Steve Shallenberger: Yeah, it actually has the opposite effect, that they had hoped it would have.

Dr. Mik Kersten: Well, yes, exactly, because I think that’s what happened is that a lot of organizations learned how to master complexity through project management, through decomposing these things. But that only works if you’ve got a simple problem domain; a building is a relatively simple thing. You can break it down to all these processes and it’s a well-understood problem. Building software that’s never been built before, and never run at the scale of the internet before, you have to learn as you go, and the good companies have created those feedback loops. That’s actually what this term of DevOps is all about. It’s about flow and feedback. So, if you’re trying to pretend that you know upfront what you’re software will look like, the way you might at building you’re wrong, you’ll fail, and that’s why these digital transformations fail more often than not and you fail because you’ve used the wrong approach to try to conquer that complexity.

Steve Shallenberger: Yeah, exactly. You’re trying to unleash the creativity in people. You know, I am always blown away how fast these podcast interviews and shows go. I mean, we’re at the end of our time.

Dr. Mik Kersten: Oh, wow, that did go by fast. Those were some interesting and fun points, Steven, thank you.

Steve Shallenberger: Oh, great. Any final tips you’d like to leave with our listeners today, Dr. Kersten?

Dataset excerpt:
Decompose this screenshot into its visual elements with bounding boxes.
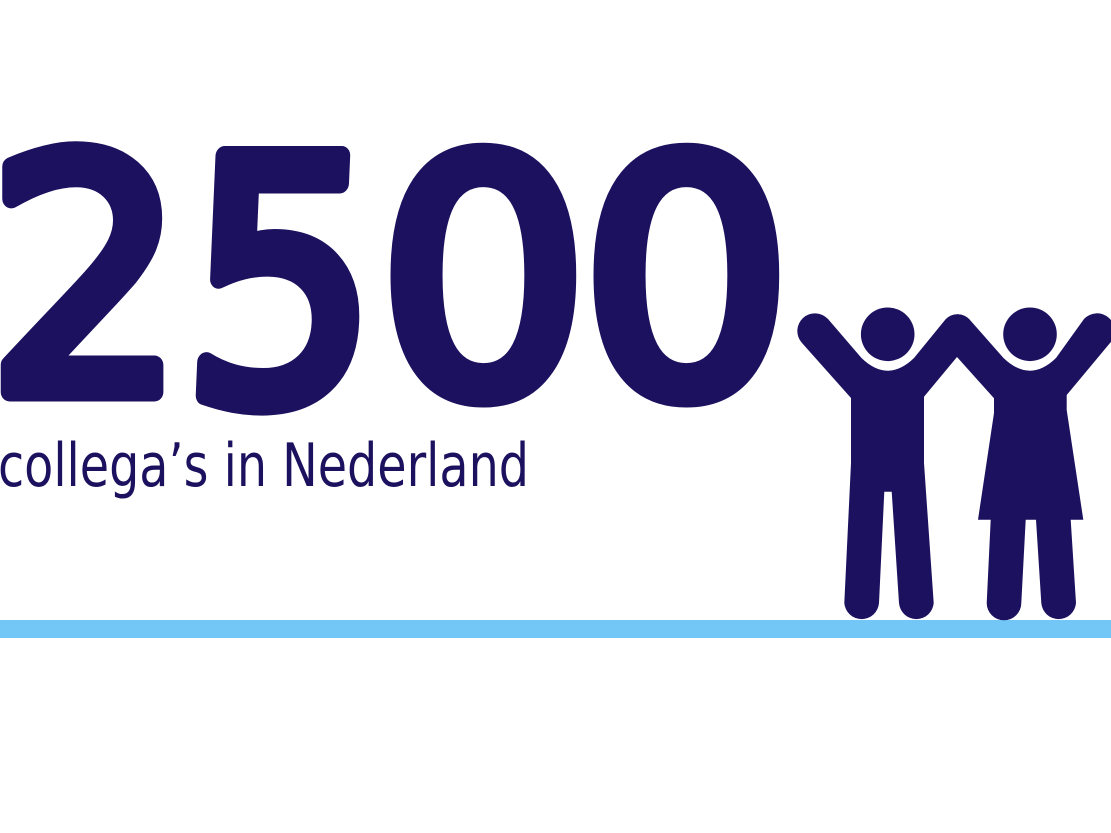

Goal 1: Reproduce the part of the DevOps interview transcript that begins at the words "Steve Shallenberger: Yeah, exactly." and ends after the words "today, Dr. Kersten?".
Goal 2: Write what comes next in the DevOps interview transcript, following its final line.

Task response 1:
Steve Shallenberger: Yeah, exactly. You’re trying to unleash the creativity in people. You know, I am always blown away how fast these podcast interviews and shows go. I mean, we’re at the end of our time.

Dr. Mik Kersten: Oh, wow, that did go by fast. Those were some interesting and fun points, Steven, thank you.

Steve Shallenberger: Oh, great. Any final tips you’d like to leave with our listeners today, Dr. Kersten?

Task response 2:
Dr. Mik Kersten: I think the main thing is that if you feel like you’re in one of these organizations that’s being disrupted, that’s going to get disrupted or working with a large or mid-size organizations, that are going through these digital transformations, I think, do take this bigger perspective, in terms of where these things are headed, how your career or your path within these organizations needs to be modernized, because a lot of things will be changing over the coming years. And I think having this perspective of this massive shift into a new way of leading and managing and producing value through knowledge, through software, is really important to wrap your head around, because the things that worked in past ages, we’re seeing those things fail at an accelerated rate now. And I think there’s, again, the great thing that Carlota Perez talked about is, after the turning point, you’ve actually got a Golden Age. You’ve got a period of wealth generation and I think everyone owes it to themselves to become a part of that and for, basically, all the wealth that’s been created and concentrated tech giants, to be more broadly distributed in this age that’s coming.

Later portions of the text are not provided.